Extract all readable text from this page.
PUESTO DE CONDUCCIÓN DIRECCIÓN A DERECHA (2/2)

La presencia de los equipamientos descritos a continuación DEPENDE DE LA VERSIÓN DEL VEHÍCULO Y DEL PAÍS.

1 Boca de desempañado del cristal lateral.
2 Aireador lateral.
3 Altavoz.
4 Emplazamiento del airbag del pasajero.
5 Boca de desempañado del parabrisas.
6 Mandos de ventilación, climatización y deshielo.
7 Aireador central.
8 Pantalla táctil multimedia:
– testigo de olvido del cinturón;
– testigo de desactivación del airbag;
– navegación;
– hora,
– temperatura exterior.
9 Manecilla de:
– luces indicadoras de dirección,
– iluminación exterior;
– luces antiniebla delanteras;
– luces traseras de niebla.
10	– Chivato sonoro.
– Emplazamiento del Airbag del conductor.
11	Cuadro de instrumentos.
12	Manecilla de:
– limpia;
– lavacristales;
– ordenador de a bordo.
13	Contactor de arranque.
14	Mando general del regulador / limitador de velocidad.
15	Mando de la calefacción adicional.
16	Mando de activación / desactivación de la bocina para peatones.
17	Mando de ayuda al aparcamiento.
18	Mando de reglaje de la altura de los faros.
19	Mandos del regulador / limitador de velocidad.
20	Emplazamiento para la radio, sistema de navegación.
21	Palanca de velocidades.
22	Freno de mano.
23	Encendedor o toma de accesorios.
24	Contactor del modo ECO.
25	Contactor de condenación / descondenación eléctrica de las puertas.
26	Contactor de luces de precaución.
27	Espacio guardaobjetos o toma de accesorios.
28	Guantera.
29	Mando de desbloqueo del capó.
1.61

┄┄┄┄┄┄

» Short exercise:
Your task is to gather all lines from the entries above that hold the word "desactivación".

» Task response:
– testigo de desactivación del airbag;
16	Mando de activación / desactivación de la bocina para peatones.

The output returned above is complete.